== Exercise input ==
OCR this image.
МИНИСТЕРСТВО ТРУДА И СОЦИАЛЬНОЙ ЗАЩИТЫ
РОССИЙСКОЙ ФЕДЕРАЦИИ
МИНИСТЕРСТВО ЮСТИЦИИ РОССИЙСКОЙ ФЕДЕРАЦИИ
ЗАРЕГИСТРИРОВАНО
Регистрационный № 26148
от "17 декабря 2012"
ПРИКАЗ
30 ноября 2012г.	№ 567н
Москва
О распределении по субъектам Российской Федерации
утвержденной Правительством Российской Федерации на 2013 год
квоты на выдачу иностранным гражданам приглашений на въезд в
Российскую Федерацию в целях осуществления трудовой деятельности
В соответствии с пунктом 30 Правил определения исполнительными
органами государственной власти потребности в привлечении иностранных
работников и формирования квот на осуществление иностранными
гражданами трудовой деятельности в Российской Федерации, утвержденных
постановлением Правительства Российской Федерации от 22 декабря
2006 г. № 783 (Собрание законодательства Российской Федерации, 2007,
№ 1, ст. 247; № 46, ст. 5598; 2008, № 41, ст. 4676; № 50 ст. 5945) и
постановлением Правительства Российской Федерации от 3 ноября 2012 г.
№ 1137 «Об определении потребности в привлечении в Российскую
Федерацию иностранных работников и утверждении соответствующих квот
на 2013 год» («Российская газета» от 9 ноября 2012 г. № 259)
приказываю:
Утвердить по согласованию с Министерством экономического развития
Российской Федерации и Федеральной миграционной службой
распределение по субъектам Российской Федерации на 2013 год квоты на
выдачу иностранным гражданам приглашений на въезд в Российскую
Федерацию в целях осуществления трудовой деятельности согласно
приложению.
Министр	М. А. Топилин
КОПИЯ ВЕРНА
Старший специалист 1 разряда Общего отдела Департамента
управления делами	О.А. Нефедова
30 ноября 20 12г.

== Short problem ==
Print the material verbatim, all of it.

== Full solution ==
OCR this image.
МИНИСТЕРСТВО ТРУДА И СОЦИАЛЬНОЙ ЗАЩИТЫ
РОССИЙСКОЙ ФЕДЕРАЦИИ
МИНИСТЕРСТВО ЮСТИЦИИ РОССИЙСКОЙ ФЕДЕРАЦИИ
ЗАРЕГИСТРИРОВАНО
Регистрационный № 26148
от "17 декабря 2012"
ПРИКАЗ
30 ноября 2012г.	№ 567н
Москва
О распределении по субъектам Российской Федерации
утвержденной Правительством Российской Федерации на 2013 год
квоты на выдачу иностранным гражданам приглашений на въезд в
Российскую Федерацию в целях осуществления трудовой деятельности
В соответствии с пунктом 30 Правил определения исполнительными
органами государственной власти потребности в привлечении иностранных
работников и формирования квот на осуществление иностранными
гражданами трудовой деятельности в Российской Федерации, утвержденных
постановлением Правительства Российской Федерации от 22 декабря
2006 г. № 783 (Собрание законодательства Российской Федерации, 2007,
№ 1, ст. 247; № 46, ст. 5598; 2008, № 41, ст. 4676; № 50 ст. 5945) и
постановлением Правительства Российской Федерации от 3 ноября 2012 г.
№ 1137 «Об определении потребности в привлечении в Российскую
Федерацию иностранных работников и утверждении соответствующих квот
на 2013 год» («Российская газета» от 9 ноября 2012 г. № 259)
приказываю:
Утвердить по согласованию с Министерством экономического развития
Российской Федерации и Федеральной миграционной службой
распределение по субъектам Российской Федерации на 2013 год квоты на
выдачу иностранным гражданам приглашений на въезд в Российскую
Федерацию в целях осуществления трудовой деятельности согласно
приложению.
Министр	М. А. Топилин
КОПИЯ ВЕРНА
Старший специалист 1 разряда Общего отдела Департамента
управления делами	О.А. Нефедова
30 ноября 20 12г.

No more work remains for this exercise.